• [THE REQUEST]: Skip every image and restate the data word for word.

• [SUPPLIED RECORDS]:

[Start]

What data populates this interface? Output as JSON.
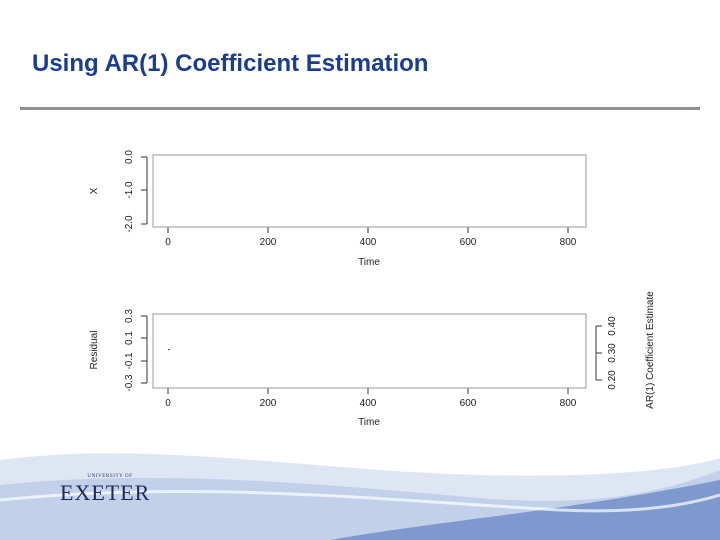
{
  "slide": {
    "title": "Using AR(1) Coefficient Estimation"
  },
  "logo": {
    "top_text": "UNIVERSITY OF",
    "word": "EXETER"
  },
  "colors": {
    "title": "#1a3d8f",
    "rule": "#8d8f94",
    "footer_wave": "#7f99cf"
  },
  "chart_data": [
    {
      "type": "line",
      "xlabel": "Time",
      "ylabel": "X",
      "xlim": [
        0,
        800
      ],
      "ylim": [
        -2.0,
        0.0
      ],
      "xticks": [
        0,
        200,
        400,
        600,
        800
      ],
      "xtick_labels": [
        "0",
        "200",
        "400",
        "600",
        "800"
      ],
      "yticks": [
        -2.0,
        -1.0,
        0.0
      ],
      "ytick_labels": [
        "-2.0",
        "-1.0",
        "0.0"
      ],
      "series": []
    },
    {
      "type": "scatter",
      "xlabel": "Time",
      "ylabel": "Residual",
      "y2label": "AR(1) Coefficient Estimate",
      "xlim": [
        0,
        800
      ],
      "ylim": [
        -0.3,
        0.3
      ],
      "xticks": [
        0,
        200,
        400,
        600,
        800
      ],
      "xtick_labels": [
        "0",
        "200",
        "400",
        "600",
        "800"
      ],
      "yticks": [
        -0.3,
        -0.1,
        0.1,
        0.3
      ],
      "ytick_labels": [
        "-0.3",
        "-0.1",
        "0.1",
        "0.3"
      ],
      "y2lim": [
        0.2,
        0.4
      ],
      "y2ticks": [
        0.2,
        0.3,
        0.4
      ],
      "y2tick_labels": [
        "0.20",
        "0.30",
        "0.40"
      ],
      "series": [
        {
          "x": [
            2
          ],
          "y": [
            0.0
          ]
        }
      ]
    }
  ]
}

[End]

• [RESPONSE TO THIS TASK]:
What data populates this interface? Output as JSON.
{
  "slide": {
    "title": "Using AR(1) Coefficient Estimation"
  },
  "logo": {
    "top_text": "UNIVERSITY OF",
    "word": "EXETER"
  },
  "colors": {
    "title": "#1a3d8f",
    "rule": "#8d8f94",
    "footer_wave": "#7f99cf"
  },
  "chart_data": [
    {
      "type": "line",
      "xlabel": "Time",
      "ylabel": "X",
      "xlim": [
        0,
        800
      ],
      "ylim": [
        -2.0,
        0.0
      ],
      "xticks": [
        0,
        200,
        400,
        600,
        800
      ],
      "xtick_labels": [
        "0",
        "200",
        "400",
        "600",
        "800"
      ],
      "yticks": [
        -2.0,
        -1.0,
        0.0
      ],
      "ytick_labels": [
        "-2.0",
        "-1.0",
        "0.0"
      ],
      "series": []
    },
    {
      "type": "scatter",
      "xlabel": "Time",
      "ylabel": "Residual",
      "y2label": "AR(1) Coefficient Estimate",
      "xlim": [
        0,
        800
      ],
      "ylim": [
        -0.3,
        0.3
      ],
      "xticks": [
        0,
        200,
        400,
        600,
        800
      ],
      "xtick_labels": [
        "0",
        "200",
        "400",
        "600",
        "800"
      ],
      "yticks": [
        -0.3,
        -0.1,
        0.1,
        0.3
      ],
      "ytick_labels": [
        "-0.3",
        "-0.1",
        "0.1",
        "0.3"
      ],
      "y2lim": [
        0.2,
        0.4
      ],
      "y2ticks": [
        0.2,
        0.3,
        0.4
      ],
      "y2tick_labels": [
        "0.20",
        "0.30",
        "0.40"
      ],
      "series": [
        {
          "x": [
            2
          ],
          "y": [
            0.0
          ]
        }
      ]
    }
  ]
}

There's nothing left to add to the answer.